Recorded data
☆ ☆ ☆ ☆ ☆ ☆ ☆
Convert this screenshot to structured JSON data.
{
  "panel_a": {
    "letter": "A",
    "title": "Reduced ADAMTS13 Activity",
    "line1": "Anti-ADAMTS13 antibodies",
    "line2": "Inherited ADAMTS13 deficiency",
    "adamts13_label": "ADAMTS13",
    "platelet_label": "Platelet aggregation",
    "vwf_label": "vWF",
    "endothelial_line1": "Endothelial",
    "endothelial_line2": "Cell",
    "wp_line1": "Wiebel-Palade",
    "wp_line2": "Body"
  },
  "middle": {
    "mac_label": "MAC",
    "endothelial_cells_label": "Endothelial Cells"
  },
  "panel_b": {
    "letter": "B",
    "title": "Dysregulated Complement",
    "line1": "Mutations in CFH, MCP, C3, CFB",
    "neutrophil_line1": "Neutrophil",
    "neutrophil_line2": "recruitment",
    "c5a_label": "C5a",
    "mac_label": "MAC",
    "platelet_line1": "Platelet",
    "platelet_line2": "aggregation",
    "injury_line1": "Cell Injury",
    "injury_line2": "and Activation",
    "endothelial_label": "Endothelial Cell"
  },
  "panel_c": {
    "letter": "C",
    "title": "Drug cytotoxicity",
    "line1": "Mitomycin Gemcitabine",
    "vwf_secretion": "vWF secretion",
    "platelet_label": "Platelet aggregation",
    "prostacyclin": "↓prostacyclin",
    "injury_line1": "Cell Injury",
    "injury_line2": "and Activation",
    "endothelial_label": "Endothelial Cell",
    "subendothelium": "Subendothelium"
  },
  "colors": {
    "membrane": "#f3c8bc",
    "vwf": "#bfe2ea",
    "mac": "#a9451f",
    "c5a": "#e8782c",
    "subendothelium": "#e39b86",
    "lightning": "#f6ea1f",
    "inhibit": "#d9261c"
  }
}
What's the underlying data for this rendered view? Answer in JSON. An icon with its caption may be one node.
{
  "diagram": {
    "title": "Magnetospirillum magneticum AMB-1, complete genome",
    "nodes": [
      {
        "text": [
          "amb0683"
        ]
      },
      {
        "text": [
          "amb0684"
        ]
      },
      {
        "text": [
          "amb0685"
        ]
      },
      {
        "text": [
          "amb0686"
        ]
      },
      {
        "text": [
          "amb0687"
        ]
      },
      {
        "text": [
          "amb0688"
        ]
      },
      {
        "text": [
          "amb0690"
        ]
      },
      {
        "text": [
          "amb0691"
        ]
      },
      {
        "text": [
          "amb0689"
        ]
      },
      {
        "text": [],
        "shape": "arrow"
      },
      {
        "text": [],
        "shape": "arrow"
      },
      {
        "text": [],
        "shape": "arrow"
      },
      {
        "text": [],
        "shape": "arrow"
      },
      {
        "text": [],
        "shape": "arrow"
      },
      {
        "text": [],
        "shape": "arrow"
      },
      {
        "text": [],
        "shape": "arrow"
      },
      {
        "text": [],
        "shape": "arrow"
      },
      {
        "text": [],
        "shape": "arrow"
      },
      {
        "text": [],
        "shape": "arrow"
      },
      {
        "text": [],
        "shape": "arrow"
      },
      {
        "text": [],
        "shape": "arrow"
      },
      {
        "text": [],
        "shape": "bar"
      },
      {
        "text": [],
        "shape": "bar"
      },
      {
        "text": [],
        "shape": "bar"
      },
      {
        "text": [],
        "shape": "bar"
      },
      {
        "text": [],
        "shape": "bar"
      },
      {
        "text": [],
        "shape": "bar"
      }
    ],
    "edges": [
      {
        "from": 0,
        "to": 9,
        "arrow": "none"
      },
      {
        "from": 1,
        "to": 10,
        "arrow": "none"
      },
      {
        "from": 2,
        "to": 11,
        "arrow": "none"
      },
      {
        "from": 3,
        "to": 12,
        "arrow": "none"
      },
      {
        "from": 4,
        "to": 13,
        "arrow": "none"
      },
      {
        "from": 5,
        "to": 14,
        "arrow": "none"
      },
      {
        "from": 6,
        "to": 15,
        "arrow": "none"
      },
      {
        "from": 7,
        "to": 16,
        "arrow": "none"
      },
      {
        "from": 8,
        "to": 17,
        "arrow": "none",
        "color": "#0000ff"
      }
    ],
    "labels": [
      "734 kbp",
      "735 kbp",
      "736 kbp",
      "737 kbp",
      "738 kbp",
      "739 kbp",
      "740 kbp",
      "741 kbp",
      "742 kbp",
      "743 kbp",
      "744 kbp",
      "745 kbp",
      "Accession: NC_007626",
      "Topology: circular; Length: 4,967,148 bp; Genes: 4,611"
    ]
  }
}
☆ ☆ ☆ ☆ ☆ ☆ ☆
TASK STATEMENT
An exact repetition of all the records above is required.

EXERCISE OUTPUT
Convert this screenshot to structured JSON data.
{
  "panel_a": {
    "letter": "A",
    "title": "Reduced ADAMTS13 Activity",
    "line1": "Anti-ADAMTS13 antibodies",
    "line2": "Inherited ADAMTS13 deficiency",
    "adamts13_label": "ADAMTS13",
    "platelet_label": "Platelet aggregation",
    "vwf_label": "vWF",
    "endothelial_line1": "Endothelial",
    "endothelial_line2": "Cell",
    "wp_line1": "Wiebel-Palade",
    "wp_line2": "Body"
  },
  "middle": {
    "mac_label": "MAC",
    "endothelial_cells_label": "Endothelial Cells"
  },
  "panel_b": {
    "letter": "B",
    "title": "Dysregulated Complement",
    "line1": "Mutations in CFH, MCP, C3, CFB",
    "neutrophil_line1": "Neutrophil",
    "neutrophil_line2": "recruitment",
    "c5a_label": "C5a",
    "mac_label": "MAC",
    "platelet_line1": "Platelet",
    "platelet_line2": "aggregation",
    "injury_line1": "Cell Injury",
    "injury_line2": "and Activation",
    "endothelial_label": "Endothelial Cell"
  },
  "panel_c": {
    "letter": "C",
    "title": "Drug cytotoxicity",
    "line1": "Mitomycin Gemcitabine",
    "vwf_secretion": "vWF secretion",
    "platelet_label": "Platelet aggregation",
    "prostacyclin": "↓prostacyclin",
    "injury_line1": "Cell Injury",
    "injury_line2": "and Activation",
    "endothelial_label": "Endothelial Cell",
    "subendothelium": "Subendothelium"
  },
  "colors": {
    "membrane": "#f3c8bc",
    "vwf": "#bfe2ea",
    "mac": "#a9451f",
    "c5a": "#e8782c",
    "subendothelium": "#e39b86",
    "lightning": "#f6ea1f",
    "inhibit": "#d9261c"
  }
}
What's the underlying data for this rendered view? Answer in JSON. An icon with its caption may be one node.
{
  "diagram": {
    "title": "Magnetospirillum magneticum AMB-1, complete genome",
    "nodes": [
      {
        "text": [
          "amb0683"
        ]
      },
      {
        "text": [
          "amb0684"
        ]
      },
      {
        "text": [
          "amb0685"
        ]
      },
      {
        "text": [
          "amb0686"
        ]
      },
      {
        "text": [
          "amb0687"
        ]
      },
      {
        "text": [
          "amb0688"
        ]
      },
      {
        "text": [
          "amb0690"
        ]
      },
      {
        "text": [
          "amb0691"
        ]
      },
      {
        "text": [
          "amb0689"
        ]
      },
      {
        "text": [],
        "shape": "arrow"
      },
      {
        "text": [],
        "shape": "arrow"
      },
      {
        "text": [],
        "shape": "arrow"
      },
      {
        "text": [],
        "shape": "arrow"
      },
      {
        "text": [],
        "shape": "arrow"
      },
      {
        "text": [],
        "shape": "arrow"
      },
      {
        "text": [],
        "shape": "arrow"
      },
      {
        "text": [],
        "shape": "arrow"
      },
      {
        "text": [],
        "shape": "arrow"
      },
      {
        "text": [],
        "shape": "arrow"
      },
      {
        "text": [],
        "shape": "arrow"
      },
      {
        "text": [],
        "shape": "arrow"
      },
      {
        "text": [],
        "shape": "bar"
      },
      {
        "text": [],
        "shape": "bar"
      },
      {
        "text": [],
        "shape": "bar"
      },
      {
        "text": [],
        "shape": "bar"
      },
      {
        "text": [],
        "shape": "bar"
      },
      {
        "text": [],
        "shape": "bar"
      }
    ],
    "edges": [
      {
        "from": 0,
        "to": 9,
        "arrow": "none"
      },
      {
        "from": 1,
        "to": 10,
        "arrow": "none"
      },
      {
        "from": 2,
        "to": 11,
        "arrow": "none"
      },
      {
        "from": 3,
        "to": 12,
        "arrow": "none"
      },
      {
        "from": 4,
        "to": 13,
        "arrow": "none"
      },
      {
        "from": 5,
        "to": 14,
        "arrow": "none"
      },
      {
        "from": 6,
        "to": 15,
        "arrow": "none"
      },
      {
        "from": 7,
        "to": 16,
        "arrow": "none"
      },
      {
        "from": 8,
        "to": 17,
        "arrow": "none",
        "color": "#0000ff"
      }
    ],
    "labels": [
      "734 kbp",
      "735 kbp",
      "736 kbp",
      "737 kbp",
      "738 kbp",
      "739 kbp",
      "740 kbp",
      "741 kbp",
      "742 kbp",
      "743 kbp",
      "744 kbp",
      "745 kbp",
      "Accession: NC_007626",
      "Topology: circular; Length: 4,967,148 bp; Genes: 4,611"
    ]
  }
}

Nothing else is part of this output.